AIM
Check every line below for the word "type" and copy each one that has it.

(Dataset entries on figures)

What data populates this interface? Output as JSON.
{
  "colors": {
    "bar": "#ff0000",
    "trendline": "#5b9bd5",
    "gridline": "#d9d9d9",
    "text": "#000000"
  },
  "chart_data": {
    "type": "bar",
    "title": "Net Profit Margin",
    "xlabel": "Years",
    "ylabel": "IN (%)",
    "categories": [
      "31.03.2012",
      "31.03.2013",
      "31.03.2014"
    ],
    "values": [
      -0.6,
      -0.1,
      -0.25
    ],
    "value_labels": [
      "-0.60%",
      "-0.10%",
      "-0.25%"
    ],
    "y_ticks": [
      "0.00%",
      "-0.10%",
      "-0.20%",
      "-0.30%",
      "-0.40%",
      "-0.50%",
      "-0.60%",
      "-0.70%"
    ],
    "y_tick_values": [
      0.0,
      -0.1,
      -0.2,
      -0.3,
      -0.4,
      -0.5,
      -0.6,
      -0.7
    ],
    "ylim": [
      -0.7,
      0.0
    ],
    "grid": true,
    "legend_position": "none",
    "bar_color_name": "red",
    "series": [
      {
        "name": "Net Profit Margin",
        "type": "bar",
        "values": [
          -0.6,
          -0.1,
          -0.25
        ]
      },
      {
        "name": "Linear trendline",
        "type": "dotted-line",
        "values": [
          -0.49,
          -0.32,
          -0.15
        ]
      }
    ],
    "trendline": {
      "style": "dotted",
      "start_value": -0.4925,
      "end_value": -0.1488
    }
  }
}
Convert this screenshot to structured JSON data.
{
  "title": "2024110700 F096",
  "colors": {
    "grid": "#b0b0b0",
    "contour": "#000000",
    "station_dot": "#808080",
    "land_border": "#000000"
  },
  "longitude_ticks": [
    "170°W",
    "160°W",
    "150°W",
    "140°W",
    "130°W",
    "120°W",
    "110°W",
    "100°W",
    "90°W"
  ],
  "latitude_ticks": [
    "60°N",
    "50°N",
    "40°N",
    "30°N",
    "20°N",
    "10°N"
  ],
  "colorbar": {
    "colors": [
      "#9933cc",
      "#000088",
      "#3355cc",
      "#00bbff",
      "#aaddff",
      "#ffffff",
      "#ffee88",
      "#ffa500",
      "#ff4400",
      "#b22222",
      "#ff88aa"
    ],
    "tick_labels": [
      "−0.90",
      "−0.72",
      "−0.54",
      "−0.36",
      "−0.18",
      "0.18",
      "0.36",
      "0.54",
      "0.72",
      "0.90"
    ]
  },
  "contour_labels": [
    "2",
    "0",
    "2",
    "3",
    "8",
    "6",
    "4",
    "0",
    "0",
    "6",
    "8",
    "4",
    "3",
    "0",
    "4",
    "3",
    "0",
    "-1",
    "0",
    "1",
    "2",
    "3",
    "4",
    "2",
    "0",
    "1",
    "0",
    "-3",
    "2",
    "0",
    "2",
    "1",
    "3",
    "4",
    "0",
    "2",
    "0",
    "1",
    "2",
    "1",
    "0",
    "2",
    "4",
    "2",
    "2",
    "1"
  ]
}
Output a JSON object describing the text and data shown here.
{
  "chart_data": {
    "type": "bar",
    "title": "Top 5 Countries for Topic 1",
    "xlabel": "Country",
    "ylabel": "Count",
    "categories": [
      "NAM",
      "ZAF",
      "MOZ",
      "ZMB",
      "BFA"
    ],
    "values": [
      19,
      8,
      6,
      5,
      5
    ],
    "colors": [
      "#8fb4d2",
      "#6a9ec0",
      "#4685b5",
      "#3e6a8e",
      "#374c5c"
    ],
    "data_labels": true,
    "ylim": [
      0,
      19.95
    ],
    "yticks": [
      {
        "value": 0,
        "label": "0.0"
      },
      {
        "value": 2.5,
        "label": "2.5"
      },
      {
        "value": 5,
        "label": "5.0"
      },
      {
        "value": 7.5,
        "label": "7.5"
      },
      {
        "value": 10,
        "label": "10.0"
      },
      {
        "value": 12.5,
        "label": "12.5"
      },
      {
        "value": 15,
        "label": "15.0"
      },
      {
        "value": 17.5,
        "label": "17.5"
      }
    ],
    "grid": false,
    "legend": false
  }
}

RIGHT ANSWER
    "type": "bar",
        "type": "bar",
        "type": "dotted-line",
    "type": "bar",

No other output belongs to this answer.